(Filas de elementos y coordenadas)
============================================================
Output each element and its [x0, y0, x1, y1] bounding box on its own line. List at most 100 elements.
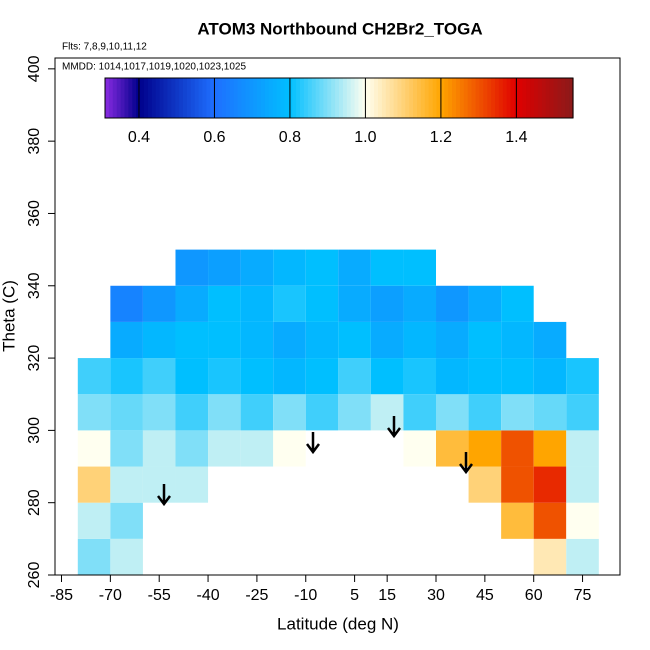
colorbar-segment — [300, 78, 305, 118]
heat-cell — [142, 394, 176, 431]
heat-cell — [501, 321, 534, 359]
colorbar-segment — [354, 78, 360, 118]
colorbar-tick-label: 0.8 — [279, 129, 301, 146]
colorbar-segment — [389, 78, 395, 118]
colorbar-segment — [229, 78, 235, 118]
heat-cell — [403, 430, 437, 467]
heat-cell — [273, 249, 306, 286]
heat-cell — [533, 466, 567, 503]
colorbar-segment — [276, 78, 282, 118]
colorbar-segment — [167, 78, 172, 118]
colorbar-segment — [381, 78, 387, 118]
colorbar-segment — [194, 78, 200, 118]
colorbar-segment — [155, 78, 161, 118]
heat-cell — [403, 285, 437, 322]
heat-cell — [566, 502, 599, 539]
colorbar-segment — [432, 78, 438, 118]
colorbar-segment — [510, 78, 516, 118]
colorbar-segment — [253, 78, 258, 118]
heat-cell — [175, 430, 209, 467]
heat-cell — [77, 358, 111, 395]
colorbar-segment — [413, 78, 418, 118]
heat-cell — [305, 394, 339, 431]
heat-cell — [77, 430, 111, 467]
x-tick-label: 45 — [476, 587, 494, 604]
x-tick-label: 15 — [378, 587, 396, 604]
heat-cell — [338, 249, 371, 286]
colorbar-segment — [498, 78, 504, 118]
y-tick-label: 380 — [26, 128, 43, 155]
heat-cell — [566, 430, 599, 467]
colorbar-segment — [530, 78, 535, 118]
heat-cell — [273, 321, 306, 359]
colorbar-segment — [214, 78, 219, 118]
colorbar-segment — [456, 78, 461, 118]
x-tick-label: -55 — [148, 587, 171, 604]
heat-cell — [175, 321, 209, 359]
heat-cell — [110, 394, 143, 431]
heat-cell — [501, 285, 534, 322]
colorbar-segment — [315, 78, 321, 118]
heat-cell — [566, 394, 599, 431]
heat-cell — [533, 502, 567, 539]
colorbar-segment — [147, 78, 153, 118]
colorbar-segment — [159, 78, 165, 118]
heat-cell — [370, 394, 404, 431]
colorbar-segment — [128, 78, 133, 118]
heat-cell — [436, 321, 469, 359]
colorbar-segment — [144, 78, 149, 118]
colorbar-segment — [233, 78, 239, 118]
colorbar-segment — [105, 78, 110, 118]
heat-cell — [208, 249, 241, 286]
heat-cell — [403, 358, 437, 395]
heat-cell — [501, 394, 534, 431]
y-tick-label: 300 — [26, 417, 43, 444]
colorbar-segment — [409, 78, 414, 118]
x-tick-label: -85 — [50, 587, 73, 604]
colorbar-tick-label: 1.0 — [354, 129, 376, 146]
colorbar-segment — [319, 78, 324, 118]
colorbar-segment — [268, 78, 274, 118]
heat-cell — [175, 394, 209, 431]
colorbar-segment — [549, 78, 555, 118]
heat-cell — [175, 466, 209, 503]
colorbar-segment — [112, 78, 118, 118]
colorbar-segment — [534, 78, 539, 118]
colorbar-segment — [444, 78, 449, 118]
dates-note: MMDD: 1014,1017,1019,1020,1023,1025 — [62, 62, 246, 73]
heat-cell — [338, 321, 371, 359]
heat-cell — [240, 394, 274, 431]
colorbar-segment — [245, 78, 250, 118]
heat-cell — [370, 285, 404, 322]
arrows — [157, 416, 473, 507]
x-tick-label: 60 — [525, 587, 543, 604]
colorbar-tick-label: 0.6 — [203, 129, 225, 146]
heat-cell — [110, 358, 143, 395]
colorbar-segment — [401, 78, 406, 118]
heat-cell — [370, 249, 404, 286]
colorbar-segment — [311, 78, 317, 118]
colorbar-segment — [374, 78, 379, 118]
colorbar-segment — [362, 78, 367, 118]
colorbar-segment — [171, 78, 176, 118]
colorbar-segment — [284, 78, 289, 118]
heat-cell — [208, 430, 241, 467]
heat-cell — [273, 430, 306, 467]
heat-cell — [240, 285, 274, 322]
colorbar-segment — [518, 78, 523, 118]
colorbar-segment — [327, 78, 332, 118]
heat-cell — [77, 538, 111, 575]
colorbar-segment — [292, 78, 297, 118]
colorbar-tick-label: 1.2 — [430, 129, 452, 146]
y-axis-label: Theta (C) — [0, 280, 18, 352]
colorbar-segment — [288, 78, 293, 118]
colorbar-segment — [522, 78, 527, 118]
heat-cell — [566, 466, 599, 503]
colorbar-segment — [261, 78, 266, 118]
colorbar-segment — [378, 78, 383, 118]
colorbar-segment — [569, 78, 574, 118]
colorbar-segment — [417, 78, 422, 118]
colorbar-segment — [257, 78, 262, 118]
x-tick-label: -70 — [99, 587, 122, 604]
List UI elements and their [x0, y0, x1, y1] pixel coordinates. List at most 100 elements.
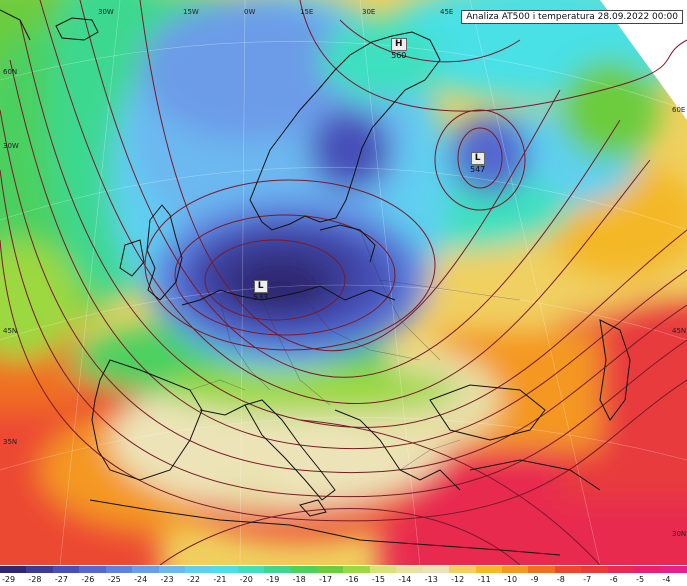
legend-swatch: [52, 566, 80, 573]
france-med: [199, 404, 246, 416]
longitude-label: 0W: [244, 8, 256, 16]
graticule: [0, 0, 687, 565]
latitude-label: 60E: [672, 106, 686, 114]
legend-swatch: [132, 566, 159, 573]
legend-value: -15: [371, 575, 385, 584]
legend-swatch: [396, 566, 423, 573]
legend-swatch: [369, 566, 397, 573]
legend-swatch: [449, 566, 476, 573]
legend-swatch: [607, 566, 635, 573]
temperature-field: [0, 0, 687, 565]
latitude-label: 30N: [672, 530, 687, 538]
legend-swatch: [184, 566, 212, 573]
legend-swatch: [211, 566, 238, 573]
british-isles: [146, 204, 183, 301]
legend-value: -25: [107, 575, 121, 584]
longitude-label: 30E: [362, 8, 376, 16]
legend-value: -6: [609, 575, 618, 584]
greenland-edge: [0, 9, 31, 41]
turkey-coast: [469, 459, 601, 491]
map-title: Analiza AT500 i temperatura 28.09.2022 0…: [461, 10, 683, 24]
longitude-label: 15W: [183, 8, 199, 16]
legend-value: -9: [530, 575, 539, 584]
legend-value: -19: [266, 575, 280, 584]
black-sea: [429, 384, 546, 441]
legend-swatch: [26, 566, 53, 573]
legend-value: -14: [398, 575, 412, 584]
legend-swatch: [237, 566, 265, 573]
legend-swatch: [422, 566, 450, 573]
pressure-center-value: 533: [253, 293, 269, 302]
legend-value: -23: [160, 575, 174, 584]
legend-value: -24: [134, 575, 148, 584]
legend-swatch: [581, 566, 608, 573]
legend-value: -13: [424, 575, 438, 584]
legend-swatch: [158, 566, 185, 573]
continental-coast: [181, 285, 396, 306]
legend-value: -22: [186, 575, 201, 584]
legend-swatch: [317, 566, 344, 573]
balkans: [334, 409, 461, 491]
legend-value: -8: [556, 575, 565, 584]
legend-value: -5: [636, 575, 645, 584]
legend-swatch: [343, 566, 370, 573]
legend-value: -10: [504, 575, 518, 584]
longitude-label: 45E: [440, 8, 454, 16]
north-africa: [89, 499, 561, 556]
legend-swatch: [105, 566, 133, 573]
legend-swatch: [0, 566, 27, 573]
low-pressure-center: L 547: [470, 152, 485, 174]
legend-value: -4: [662, 575, 671, 584]
caspian: [599, 319, 631, 421]
latitude-label: 30W: [3, 142, 19, 150]
legend-swatch: [660, 566, 687, 573]
legend-swatch: [290, 566, 318, 573]
legend-value: -11: [477, 575, 491, 584]
country-borders: [189, 229, 521, 471]
legend-swatch: [502, 566, 529, 573]
sicily: [299, 499, 327, 517]
map-canvas: [0, 0, 687, 565]
latitude-label: 45N: [3, 327, 18, 335]
legend-value: -27: [54, 575, 68, 584]
legend-value: -21: [213, 575, 227, 584]
temperature-legend: -29 -28 -27 -26 -25 -24 -23 -22 -21 -20 -19 -18 -17 -…: [0, 566, 687, 586]
iceland: [55, 17, 99, 41]
legend-value: -16: [345, 575, 359, 584]
legend-value: -17: [319, 575, 333, 584]
italy: [244, 399, 336, 501]
latitude-label: 60N: [3, 68, 18, 76]
longitude-label: 15E: [300, 8, 314, 16]
legend-value: -29: [2, 575, 16, 584]
latitude-label: 35N: [3, 438, 18, 446]
legend-swatch: [475, 566, 503, 573]
high-pressure-center: H 560: [391, 38, 407, 60]
pressure-center-type: L: [253, 280, 268, 293]
longitude-label: 30W: [98, 8, 114, 16]
scandinavia-coast: [249, 31, 441, 231]
pressure-center-type: H: [391, 38, 407, 51]
latitude-label: 45N: [672, 327, 687, 335]
legend-value: -26: [81, 575, 95, 584]
coastlines: [0, 9, 631, 556]
legend-swatch: [634, 566, 661, 573]
legend-swatch: [79, 566, 106, 573]
geopotential-contours: [0, 0, 687, 565]
legend-value: -20: [239, 575, 253, 584]
pressure-center-value: 547: [470, 165, 486, 174]
pressure-center-type: L: [470, 152, 485, 165]
pressure-center-value: 560: [391, 51, 407, 60]
weather-map: Analiza AT500 i temperatura 28.09.2022 0…: [0, 0, 687, 565]
baltic-coast: [319, 224, 376, 263]
legend-value: -7: [583, 575, 592, 584]
legend-value: -12: [451, 575, 465, 584]
legend-swatch: [528, 566, 555, 573]
legend-color-bar: [0, 566, 687, 573]
legend-value: -18: [292, 575, 306, 584]
legend-swatch: [554, 566, 582, 573]
iberia: [91, 359, 203, 481]
low-pressure-center: L 533: [253, 280, 268, 302]
legend-labels: -29 -28 -27 -26 -25 -24 -23 -22 -21 -20 -19 -18 -17 -…: [0, 573, 687, 586]
legend-value: -28: [28, 575, 42, 584]
legend-swatch: [264, 566, 291, 573]
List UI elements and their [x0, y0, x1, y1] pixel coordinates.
============================================================
◆ OBJETIVO ◆
Copia sin cambios las filas comprendidas entre la que contiene "colorbar-segment — [300, 78, 305, 118]" y la que contiene "heat-cell — [273, 321, 306, 359]", ambas incluidas.

◆ RESULTADO DEL EJERCICIO ◆
colorbar-segment — [300, 78, 305, 118]
heat-cell — [142, 394, 176, 431]
heat-cell — [501, 321, 534, 359]
colorbar-segment — [354, 78, 360, 118]
colorbar-tick-label: 0.8 — [279, 129, 301, 146]
colorbar-segment — [389, 78, 395, 118]
colorbar-segment — [229, 78, 235, 118]
heat-cell — [403, 430, 437, 467]
heat-cell — [273, 249, 306, 286]
heat-cell — [533, 466, 567, 503]
colorbar-segment — [276, 78, 282, 118]
colorbar-segment — [167, 78, 172, 118]
colorbar-segment — [381, 78, 387, 118]
colorbar-segment — [194, 78, 200, 118]
colorbar-segment — [155, 78, 161, 118]
heat-cell — [403, 285, 437, 322]
heat-cell — [566, 502, 599, 539]
colorbar-segment — [432, 78, 438, 118]
colorbar-segment — [510, 78, 516, 118]
colorbar-segment — [253, 78, 258, 118]
heat-cell — [175, 430, 209, 467]
heat-cell — [77, 358, 111, 395]
colorbar-segment — [413, 78, 418, 118]
heat-cell — [305, 394, 339, 431]
heat-cell — [77, 430, 111, 467]
x-tick-label: 45 — [476, 587, 494, 604]
x-tick-label: 15 — [378, 587, 396, 604]
heat-cell — [338, 249, 371, 286]
colorbar-segment — [498, 78, 504, 118]
y-tick-label: 380 — [26, 128, 43, 155]
heat-cell — [566, 430, 599, 467]
colorbar-segment — [530, 78, 535, 118]
heat-cell — [273, 321, 306, 359]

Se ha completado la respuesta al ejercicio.